• What you are asked to do:
Gather every line holding the string "rain".

--- start of Data listing ---

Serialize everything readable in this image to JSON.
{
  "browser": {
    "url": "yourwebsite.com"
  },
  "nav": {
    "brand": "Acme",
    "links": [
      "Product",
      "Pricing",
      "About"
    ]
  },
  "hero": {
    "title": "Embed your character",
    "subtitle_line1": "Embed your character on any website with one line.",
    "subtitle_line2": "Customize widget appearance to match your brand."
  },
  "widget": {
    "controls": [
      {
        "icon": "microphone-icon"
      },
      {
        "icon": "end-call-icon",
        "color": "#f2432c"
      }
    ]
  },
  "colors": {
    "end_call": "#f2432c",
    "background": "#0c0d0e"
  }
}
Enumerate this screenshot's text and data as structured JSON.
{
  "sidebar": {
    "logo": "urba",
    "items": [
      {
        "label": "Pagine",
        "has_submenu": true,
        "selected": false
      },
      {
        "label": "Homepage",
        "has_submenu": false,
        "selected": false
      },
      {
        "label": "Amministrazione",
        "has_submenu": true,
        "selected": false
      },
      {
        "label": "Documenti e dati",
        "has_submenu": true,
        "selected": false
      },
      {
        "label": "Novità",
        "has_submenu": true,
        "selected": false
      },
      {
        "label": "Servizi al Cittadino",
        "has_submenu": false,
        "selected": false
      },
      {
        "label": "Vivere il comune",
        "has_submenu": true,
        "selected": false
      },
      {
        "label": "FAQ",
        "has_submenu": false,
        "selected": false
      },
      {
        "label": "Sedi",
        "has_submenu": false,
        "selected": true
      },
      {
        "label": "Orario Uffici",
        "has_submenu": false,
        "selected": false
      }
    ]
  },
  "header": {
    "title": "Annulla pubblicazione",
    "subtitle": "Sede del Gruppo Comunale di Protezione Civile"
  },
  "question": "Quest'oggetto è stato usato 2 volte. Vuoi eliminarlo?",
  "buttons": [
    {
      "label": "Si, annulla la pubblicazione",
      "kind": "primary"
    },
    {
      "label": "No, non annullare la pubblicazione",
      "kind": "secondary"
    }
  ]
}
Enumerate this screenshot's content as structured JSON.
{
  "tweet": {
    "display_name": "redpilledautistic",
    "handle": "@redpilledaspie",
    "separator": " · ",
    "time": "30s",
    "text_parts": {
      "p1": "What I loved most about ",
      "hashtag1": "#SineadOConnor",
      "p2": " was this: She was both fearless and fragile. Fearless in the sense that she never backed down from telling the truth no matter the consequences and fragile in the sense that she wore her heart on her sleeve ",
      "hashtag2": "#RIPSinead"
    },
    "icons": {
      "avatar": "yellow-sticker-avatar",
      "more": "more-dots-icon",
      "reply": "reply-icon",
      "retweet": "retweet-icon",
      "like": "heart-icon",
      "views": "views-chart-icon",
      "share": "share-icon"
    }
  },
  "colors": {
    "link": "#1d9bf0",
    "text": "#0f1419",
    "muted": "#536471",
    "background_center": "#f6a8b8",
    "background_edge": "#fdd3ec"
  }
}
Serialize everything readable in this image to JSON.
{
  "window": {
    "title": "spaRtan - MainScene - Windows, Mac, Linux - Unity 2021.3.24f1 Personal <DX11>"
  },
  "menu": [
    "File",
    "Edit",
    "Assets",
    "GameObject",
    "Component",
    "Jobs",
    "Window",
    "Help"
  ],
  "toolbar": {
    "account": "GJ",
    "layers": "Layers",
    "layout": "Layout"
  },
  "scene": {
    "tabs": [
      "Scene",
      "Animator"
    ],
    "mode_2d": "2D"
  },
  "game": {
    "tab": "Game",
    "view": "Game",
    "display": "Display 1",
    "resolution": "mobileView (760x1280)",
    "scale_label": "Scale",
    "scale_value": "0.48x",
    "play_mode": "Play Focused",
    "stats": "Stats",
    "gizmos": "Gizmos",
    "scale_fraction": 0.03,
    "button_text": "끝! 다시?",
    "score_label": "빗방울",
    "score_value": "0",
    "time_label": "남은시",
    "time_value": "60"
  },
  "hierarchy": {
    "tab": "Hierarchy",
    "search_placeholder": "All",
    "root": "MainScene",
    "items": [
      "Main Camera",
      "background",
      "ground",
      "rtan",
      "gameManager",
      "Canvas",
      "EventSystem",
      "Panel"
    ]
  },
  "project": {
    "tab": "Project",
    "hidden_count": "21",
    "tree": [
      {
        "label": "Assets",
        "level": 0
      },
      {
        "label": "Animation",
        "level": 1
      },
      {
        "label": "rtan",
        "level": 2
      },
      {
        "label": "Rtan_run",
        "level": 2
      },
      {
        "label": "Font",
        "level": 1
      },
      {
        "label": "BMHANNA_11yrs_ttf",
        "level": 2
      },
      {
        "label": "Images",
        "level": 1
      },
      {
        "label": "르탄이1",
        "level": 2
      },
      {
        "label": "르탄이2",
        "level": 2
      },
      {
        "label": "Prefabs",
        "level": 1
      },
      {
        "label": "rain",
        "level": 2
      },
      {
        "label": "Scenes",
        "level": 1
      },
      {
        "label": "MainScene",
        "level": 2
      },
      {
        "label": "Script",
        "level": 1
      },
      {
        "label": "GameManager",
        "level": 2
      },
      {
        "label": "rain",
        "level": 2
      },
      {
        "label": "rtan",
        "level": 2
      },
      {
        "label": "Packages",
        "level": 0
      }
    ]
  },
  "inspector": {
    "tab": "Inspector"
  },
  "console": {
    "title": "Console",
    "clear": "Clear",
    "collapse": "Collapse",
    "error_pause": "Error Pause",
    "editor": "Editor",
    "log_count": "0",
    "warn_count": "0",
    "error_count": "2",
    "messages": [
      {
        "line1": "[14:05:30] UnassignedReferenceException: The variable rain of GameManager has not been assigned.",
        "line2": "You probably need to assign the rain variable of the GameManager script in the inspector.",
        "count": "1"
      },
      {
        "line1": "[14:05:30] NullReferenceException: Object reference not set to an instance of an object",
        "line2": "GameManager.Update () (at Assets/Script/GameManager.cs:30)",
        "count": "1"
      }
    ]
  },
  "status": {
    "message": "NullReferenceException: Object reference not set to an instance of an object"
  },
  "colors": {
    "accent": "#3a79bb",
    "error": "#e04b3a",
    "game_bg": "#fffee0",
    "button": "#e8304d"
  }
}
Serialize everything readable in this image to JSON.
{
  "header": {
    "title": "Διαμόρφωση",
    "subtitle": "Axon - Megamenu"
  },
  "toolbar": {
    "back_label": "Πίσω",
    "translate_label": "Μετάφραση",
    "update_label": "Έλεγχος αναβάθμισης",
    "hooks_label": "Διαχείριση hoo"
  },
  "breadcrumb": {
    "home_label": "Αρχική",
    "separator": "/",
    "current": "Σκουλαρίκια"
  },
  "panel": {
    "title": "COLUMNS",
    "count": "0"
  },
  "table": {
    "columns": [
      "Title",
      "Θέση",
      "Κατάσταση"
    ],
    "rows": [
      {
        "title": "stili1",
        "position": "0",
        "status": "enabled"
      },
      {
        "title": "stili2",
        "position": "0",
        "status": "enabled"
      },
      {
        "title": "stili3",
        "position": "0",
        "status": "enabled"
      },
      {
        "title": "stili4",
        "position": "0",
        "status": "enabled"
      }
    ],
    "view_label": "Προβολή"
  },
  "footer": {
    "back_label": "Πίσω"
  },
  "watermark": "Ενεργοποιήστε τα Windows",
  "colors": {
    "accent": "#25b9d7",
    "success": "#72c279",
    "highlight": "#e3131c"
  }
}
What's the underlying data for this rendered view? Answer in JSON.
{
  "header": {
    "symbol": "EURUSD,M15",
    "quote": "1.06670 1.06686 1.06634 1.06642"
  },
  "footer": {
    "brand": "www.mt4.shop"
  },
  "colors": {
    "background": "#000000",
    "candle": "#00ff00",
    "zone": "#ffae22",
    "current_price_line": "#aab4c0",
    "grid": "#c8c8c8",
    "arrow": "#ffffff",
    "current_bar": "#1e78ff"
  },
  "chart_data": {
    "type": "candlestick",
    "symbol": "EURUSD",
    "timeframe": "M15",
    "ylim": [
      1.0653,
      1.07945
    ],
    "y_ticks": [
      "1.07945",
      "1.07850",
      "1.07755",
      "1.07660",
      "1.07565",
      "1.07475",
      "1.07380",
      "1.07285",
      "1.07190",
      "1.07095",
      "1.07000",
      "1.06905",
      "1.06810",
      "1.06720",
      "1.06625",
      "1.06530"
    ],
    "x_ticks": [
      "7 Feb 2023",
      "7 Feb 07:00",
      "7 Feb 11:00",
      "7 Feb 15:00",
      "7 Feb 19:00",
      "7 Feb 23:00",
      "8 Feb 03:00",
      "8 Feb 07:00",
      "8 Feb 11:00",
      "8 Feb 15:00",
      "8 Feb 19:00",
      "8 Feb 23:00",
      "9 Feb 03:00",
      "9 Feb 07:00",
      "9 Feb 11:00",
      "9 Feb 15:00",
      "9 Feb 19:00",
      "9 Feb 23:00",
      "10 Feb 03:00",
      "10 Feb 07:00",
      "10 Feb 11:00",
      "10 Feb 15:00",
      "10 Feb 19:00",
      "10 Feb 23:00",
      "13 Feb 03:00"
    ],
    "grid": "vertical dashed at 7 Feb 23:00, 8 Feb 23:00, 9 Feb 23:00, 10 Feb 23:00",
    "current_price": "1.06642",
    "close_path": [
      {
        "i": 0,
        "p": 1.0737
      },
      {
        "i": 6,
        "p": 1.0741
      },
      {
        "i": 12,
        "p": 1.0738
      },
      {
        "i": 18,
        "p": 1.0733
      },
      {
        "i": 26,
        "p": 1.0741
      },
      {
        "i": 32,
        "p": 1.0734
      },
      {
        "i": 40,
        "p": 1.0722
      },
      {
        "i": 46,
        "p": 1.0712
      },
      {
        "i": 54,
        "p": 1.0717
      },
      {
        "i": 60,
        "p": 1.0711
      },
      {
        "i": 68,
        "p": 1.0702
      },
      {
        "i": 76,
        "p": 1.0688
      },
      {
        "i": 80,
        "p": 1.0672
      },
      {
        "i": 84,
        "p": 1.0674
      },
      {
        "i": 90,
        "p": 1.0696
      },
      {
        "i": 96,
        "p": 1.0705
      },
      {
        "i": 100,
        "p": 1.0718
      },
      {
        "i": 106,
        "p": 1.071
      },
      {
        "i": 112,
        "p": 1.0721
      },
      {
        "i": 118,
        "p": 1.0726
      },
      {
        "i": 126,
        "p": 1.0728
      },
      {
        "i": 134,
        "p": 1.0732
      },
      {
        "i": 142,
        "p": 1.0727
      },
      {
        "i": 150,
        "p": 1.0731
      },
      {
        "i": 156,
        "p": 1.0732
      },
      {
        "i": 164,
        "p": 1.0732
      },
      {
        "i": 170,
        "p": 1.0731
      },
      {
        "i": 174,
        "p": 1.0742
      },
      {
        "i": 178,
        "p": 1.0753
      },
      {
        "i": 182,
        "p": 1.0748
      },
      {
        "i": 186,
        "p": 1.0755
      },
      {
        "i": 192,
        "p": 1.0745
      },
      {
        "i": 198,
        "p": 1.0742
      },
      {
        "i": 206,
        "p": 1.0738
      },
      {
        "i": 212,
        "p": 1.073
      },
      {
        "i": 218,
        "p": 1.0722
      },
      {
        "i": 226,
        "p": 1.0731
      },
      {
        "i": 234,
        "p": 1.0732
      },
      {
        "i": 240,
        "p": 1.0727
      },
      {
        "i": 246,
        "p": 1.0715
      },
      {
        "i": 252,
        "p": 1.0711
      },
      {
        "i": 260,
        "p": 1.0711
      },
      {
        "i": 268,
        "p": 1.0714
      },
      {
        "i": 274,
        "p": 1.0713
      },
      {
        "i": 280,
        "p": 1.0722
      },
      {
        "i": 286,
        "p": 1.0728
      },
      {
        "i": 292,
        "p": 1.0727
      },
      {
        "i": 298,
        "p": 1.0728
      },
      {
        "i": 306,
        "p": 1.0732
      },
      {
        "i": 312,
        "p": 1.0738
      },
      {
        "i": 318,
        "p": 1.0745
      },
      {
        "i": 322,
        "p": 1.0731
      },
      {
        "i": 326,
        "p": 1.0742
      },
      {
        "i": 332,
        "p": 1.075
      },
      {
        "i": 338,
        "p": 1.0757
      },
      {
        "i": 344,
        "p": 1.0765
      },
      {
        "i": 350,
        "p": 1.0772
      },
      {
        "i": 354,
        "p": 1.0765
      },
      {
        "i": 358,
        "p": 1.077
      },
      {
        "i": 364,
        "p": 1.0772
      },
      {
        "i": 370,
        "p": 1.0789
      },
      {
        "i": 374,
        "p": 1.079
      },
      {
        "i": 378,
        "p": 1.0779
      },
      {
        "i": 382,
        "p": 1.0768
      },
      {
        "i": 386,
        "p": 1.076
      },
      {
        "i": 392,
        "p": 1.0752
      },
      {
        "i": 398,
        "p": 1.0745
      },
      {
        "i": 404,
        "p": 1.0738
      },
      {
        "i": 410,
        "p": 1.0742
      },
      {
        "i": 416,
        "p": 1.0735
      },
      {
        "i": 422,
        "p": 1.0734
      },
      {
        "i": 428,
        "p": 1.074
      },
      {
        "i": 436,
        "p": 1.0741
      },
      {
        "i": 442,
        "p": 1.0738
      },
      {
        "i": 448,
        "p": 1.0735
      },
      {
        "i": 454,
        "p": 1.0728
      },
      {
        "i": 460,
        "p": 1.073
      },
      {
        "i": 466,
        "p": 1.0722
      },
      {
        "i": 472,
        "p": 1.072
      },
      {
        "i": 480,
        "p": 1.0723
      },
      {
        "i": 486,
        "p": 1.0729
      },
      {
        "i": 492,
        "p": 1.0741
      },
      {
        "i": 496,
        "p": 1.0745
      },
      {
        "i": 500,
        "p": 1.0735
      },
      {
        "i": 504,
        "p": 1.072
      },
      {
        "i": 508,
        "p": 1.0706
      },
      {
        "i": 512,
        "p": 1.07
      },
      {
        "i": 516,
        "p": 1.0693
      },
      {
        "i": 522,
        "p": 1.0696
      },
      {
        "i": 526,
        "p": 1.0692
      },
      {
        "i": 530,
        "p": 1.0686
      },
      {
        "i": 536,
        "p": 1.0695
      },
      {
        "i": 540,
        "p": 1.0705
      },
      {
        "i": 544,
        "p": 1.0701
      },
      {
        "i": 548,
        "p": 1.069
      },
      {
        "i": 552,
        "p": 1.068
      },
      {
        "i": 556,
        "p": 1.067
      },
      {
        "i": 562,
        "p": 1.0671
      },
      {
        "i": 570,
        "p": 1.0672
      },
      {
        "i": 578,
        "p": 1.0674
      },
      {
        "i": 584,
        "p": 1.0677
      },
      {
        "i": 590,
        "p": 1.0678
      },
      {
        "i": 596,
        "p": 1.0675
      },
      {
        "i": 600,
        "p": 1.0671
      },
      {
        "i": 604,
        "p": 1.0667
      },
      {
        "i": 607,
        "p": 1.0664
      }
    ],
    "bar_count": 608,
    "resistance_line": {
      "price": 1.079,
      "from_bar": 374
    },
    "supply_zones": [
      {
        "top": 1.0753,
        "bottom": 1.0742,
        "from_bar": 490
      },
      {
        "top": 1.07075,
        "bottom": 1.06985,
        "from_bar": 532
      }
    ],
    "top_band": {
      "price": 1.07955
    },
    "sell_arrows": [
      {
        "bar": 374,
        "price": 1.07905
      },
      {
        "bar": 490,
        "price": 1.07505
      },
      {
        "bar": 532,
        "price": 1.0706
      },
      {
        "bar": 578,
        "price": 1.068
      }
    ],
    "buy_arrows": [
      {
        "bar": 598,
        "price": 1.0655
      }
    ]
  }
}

--- end of Data listing ---

• Result for this exercise:
        "label": "rain",
        "label": "rain",
        "line1": "[14:05:30] UnassignedReferenceException: The variable rain of GameManager has not been assigned.",
        "line2": "You probably need to assign the rain variable of the GameManager script in the inspector.",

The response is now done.